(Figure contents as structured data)
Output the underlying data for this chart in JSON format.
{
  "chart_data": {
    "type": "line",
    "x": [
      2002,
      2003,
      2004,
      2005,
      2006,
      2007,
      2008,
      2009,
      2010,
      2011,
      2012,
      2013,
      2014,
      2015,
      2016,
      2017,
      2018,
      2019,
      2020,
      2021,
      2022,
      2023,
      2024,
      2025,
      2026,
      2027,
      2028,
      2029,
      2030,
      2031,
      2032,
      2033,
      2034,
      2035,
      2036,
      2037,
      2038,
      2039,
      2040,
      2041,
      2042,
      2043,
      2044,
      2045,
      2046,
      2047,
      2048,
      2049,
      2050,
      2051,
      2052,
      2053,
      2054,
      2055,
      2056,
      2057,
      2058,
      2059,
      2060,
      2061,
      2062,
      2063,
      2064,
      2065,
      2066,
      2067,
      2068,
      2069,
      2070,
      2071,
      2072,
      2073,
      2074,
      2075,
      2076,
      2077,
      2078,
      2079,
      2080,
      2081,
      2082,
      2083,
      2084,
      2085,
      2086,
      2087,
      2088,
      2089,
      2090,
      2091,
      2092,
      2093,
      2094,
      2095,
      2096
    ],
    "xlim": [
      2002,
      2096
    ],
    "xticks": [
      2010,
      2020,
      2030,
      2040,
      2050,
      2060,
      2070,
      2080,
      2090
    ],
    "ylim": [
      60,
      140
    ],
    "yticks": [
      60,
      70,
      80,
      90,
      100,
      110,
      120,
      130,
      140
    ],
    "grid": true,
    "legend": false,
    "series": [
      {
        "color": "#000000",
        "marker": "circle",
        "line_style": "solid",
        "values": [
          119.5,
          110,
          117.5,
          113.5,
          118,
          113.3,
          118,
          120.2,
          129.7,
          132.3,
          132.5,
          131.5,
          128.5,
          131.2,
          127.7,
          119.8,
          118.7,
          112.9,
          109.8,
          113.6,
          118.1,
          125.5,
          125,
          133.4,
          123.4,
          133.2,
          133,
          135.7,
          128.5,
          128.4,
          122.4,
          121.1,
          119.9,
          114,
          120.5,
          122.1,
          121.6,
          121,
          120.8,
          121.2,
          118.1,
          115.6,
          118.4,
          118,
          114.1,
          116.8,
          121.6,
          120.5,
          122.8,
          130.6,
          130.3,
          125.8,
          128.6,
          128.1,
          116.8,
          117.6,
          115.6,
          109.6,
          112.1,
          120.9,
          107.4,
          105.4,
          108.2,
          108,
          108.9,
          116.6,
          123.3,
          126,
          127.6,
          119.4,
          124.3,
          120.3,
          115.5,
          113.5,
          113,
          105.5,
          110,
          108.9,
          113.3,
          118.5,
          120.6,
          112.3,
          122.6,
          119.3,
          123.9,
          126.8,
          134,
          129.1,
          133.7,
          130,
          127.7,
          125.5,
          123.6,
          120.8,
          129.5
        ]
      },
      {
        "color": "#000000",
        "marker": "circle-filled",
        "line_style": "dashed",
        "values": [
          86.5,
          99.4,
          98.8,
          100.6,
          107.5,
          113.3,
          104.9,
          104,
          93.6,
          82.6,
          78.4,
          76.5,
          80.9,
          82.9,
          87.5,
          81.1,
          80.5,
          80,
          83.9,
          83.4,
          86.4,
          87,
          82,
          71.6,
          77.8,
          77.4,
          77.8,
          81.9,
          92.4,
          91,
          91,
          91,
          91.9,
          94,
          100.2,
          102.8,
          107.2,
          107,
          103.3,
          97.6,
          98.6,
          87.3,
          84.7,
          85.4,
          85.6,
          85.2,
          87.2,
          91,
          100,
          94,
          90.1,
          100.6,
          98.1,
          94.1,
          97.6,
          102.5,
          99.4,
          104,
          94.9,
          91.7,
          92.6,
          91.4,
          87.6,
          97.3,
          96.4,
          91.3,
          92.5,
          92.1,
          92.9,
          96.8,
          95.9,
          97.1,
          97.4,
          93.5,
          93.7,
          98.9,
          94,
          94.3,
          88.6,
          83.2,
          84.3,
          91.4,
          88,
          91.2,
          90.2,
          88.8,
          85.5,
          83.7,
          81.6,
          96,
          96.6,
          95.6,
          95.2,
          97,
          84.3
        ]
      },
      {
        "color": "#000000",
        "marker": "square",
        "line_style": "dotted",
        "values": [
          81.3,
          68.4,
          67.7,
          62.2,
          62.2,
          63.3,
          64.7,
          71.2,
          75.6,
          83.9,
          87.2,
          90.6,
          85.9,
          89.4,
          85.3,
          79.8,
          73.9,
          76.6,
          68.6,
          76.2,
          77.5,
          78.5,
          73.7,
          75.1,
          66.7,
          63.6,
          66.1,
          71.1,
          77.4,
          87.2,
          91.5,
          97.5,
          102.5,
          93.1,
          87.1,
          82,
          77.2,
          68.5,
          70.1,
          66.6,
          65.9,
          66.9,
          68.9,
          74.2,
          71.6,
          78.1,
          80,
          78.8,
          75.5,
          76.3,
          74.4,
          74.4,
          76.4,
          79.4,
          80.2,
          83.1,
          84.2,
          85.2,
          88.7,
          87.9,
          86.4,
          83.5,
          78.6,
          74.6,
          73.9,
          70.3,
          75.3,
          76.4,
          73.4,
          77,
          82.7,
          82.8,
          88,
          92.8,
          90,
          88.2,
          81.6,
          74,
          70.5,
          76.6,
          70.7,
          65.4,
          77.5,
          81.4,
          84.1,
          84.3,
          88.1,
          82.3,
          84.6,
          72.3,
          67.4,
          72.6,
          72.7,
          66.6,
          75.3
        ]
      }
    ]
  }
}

What to produce: Copy out every line that includes the word "circle".

Task output:
        "marker": "circle",
        "marker": "circle-filled",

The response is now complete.